▶ [INSTRUCTIONS FOR THE TASK]: Please copy the passage about The Last of Us below word for word, beginning at the words "The Last of Us is" and stopping after "several gaming publications.".
*** Opening SUPPLIED TEXT ***
The Last of Us is a 2013 action-adventure game developed by Naughty Dog and published by Sony Computer Entertainment. Players assume control of Joel (Troy Baker), escorting the young Ellie (Ashley Johnson) across a post-apocalyptic United States. The game's development was led by Bruce Straley and Neil Druckmann, as game director and creative director, respectively. The game was officially announced on December 10, 2011, and was nominated for Most Anticipated Game at the 2012 Spike Video Game Awards. Following its previews at E3 2012, the game won five awards at the Game Critics Awards, including Best of Show, which it also won from several gaming publications.

The game was released for PlayStation 3 on June 14, 2013, and for PlayStation 4 as The Last of Us Remastered in July and August 2014. It received "universal acclaim", according to review aggregator Metacritic, based on 98 reviews. Within three weeks of its release, The Last of Us sold approximately 3.4 million copies, and seven million by July 2014, becoming one of the best-selling PlayStation 3 games. The game received six nominations at the Golden Joystick Awards, of which it won three, and seven nominations at Spike VGX, with Baker and Johnson winning Best Voice Actor and Best Voice Actress, respectively.
*** Closing SUPPLIED TEXT ***
*** Opening GIVEN DATA ***
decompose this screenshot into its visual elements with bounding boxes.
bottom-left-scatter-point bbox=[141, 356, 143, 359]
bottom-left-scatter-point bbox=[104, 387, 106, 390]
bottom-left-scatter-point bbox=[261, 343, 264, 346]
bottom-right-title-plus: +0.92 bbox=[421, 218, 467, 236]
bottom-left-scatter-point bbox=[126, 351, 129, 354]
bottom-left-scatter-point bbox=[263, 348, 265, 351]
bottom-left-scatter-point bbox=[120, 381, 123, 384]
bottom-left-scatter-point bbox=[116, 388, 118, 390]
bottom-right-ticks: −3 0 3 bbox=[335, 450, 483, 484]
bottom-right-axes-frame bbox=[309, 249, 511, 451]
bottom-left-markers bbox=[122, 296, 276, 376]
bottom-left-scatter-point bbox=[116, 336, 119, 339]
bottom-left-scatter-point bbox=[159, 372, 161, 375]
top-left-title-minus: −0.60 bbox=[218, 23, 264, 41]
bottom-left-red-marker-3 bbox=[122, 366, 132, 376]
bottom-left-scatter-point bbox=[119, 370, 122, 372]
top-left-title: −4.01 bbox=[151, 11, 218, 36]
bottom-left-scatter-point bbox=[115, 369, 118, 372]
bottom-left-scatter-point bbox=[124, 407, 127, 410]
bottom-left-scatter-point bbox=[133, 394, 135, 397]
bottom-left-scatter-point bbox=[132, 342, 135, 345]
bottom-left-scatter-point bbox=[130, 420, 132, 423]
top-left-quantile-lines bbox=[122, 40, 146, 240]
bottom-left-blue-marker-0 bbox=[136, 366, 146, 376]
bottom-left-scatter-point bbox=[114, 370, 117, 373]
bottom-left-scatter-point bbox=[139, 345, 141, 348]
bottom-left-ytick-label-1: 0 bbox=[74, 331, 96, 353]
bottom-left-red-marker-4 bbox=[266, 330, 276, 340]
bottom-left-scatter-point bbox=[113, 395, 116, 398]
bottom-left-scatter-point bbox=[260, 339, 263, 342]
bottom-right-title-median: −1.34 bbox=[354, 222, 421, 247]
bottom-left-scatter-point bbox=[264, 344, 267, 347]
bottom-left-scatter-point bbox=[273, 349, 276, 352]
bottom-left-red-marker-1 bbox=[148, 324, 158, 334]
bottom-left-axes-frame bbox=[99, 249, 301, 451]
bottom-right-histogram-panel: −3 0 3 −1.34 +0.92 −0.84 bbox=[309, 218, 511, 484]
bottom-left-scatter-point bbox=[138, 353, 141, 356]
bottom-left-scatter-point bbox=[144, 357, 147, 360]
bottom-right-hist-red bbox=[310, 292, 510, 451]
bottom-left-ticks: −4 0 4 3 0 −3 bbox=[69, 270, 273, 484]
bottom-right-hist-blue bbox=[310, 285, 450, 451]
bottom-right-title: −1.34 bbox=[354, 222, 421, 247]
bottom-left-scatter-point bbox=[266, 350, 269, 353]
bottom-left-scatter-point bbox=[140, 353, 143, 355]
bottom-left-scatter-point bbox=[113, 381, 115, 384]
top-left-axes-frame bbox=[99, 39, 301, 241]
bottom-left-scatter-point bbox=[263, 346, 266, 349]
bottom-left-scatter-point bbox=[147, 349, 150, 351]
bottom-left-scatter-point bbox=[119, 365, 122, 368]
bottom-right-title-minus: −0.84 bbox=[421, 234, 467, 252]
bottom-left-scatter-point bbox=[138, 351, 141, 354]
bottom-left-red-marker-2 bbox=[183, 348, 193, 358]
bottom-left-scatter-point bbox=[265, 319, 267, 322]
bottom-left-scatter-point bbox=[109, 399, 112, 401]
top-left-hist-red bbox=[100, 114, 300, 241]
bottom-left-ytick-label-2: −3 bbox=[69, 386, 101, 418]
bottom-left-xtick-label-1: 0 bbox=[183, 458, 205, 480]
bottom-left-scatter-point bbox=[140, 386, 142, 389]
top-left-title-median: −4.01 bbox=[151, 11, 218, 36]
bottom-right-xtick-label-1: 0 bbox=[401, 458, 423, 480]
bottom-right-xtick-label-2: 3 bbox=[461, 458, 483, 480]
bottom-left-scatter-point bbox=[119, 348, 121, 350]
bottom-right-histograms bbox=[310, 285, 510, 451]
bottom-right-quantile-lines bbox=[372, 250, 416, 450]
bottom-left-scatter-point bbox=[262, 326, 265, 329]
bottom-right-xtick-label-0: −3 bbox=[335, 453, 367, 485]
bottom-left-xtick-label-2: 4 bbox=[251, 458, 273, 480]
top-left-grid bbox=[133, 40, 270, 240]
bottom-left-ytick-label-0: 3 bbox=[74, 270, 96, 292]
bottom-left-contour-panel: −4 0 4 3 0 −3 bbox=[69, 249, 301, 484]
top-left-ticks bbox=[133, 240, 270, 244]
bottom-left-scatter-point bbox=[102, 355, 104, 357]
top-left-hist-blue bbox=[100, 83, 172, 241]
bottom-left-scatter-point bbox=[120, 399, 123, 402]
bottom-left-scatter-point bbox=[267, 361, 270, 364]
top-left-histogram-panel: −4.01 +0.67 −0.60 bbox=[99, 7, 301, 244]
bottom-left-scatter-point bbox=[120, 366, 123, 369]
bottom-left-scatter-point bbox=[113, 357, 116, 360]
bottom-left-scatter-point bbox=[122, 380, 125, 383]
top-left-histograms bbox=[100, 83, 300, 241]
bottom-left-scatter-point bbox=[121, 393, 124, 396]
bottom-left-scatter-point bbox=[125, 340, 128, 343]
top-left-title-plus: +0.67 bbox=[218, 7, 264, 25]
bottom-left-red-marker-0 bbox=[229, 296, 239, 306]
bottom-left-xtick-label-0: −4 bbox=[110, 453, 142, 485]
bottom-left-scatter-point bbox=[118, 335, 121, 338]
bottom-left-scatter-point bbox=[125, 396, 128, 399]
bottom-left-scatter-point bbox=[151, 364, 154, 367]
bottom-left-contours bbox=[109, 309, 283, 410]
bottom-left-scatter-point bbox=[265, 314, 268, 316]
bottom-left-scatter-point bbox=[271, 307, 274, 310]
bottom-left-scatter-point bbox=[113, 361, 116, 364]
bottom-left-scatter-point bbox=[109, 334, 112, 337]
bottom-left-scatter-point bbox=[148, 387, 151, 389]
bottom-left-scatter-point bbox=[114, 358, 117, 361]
*** Closing GIVEN DATA ***
▶ [RESULT OF THIS TASK]:
The Last of Us is a 2013 action-adventure game developed by Naughty Dog and published by Sony Computer Entertainment. Players assume control of Joel (Troy Baker), escorting the young Ellie (Ashley Johnson) across a post-apocalyptic United States. The game's development was led by Bruce Straley and Neil Druckmann, as game director and creative director, respectively. The game was officially announced on December 10, 2011, and was nominated for Most Anticipated Game at the 2012 Spike Video Game Awards. Following its previews at E3 2012, the game won five awards at the Game Critics Awards, including Best of Show, which it also won from several gaming publications.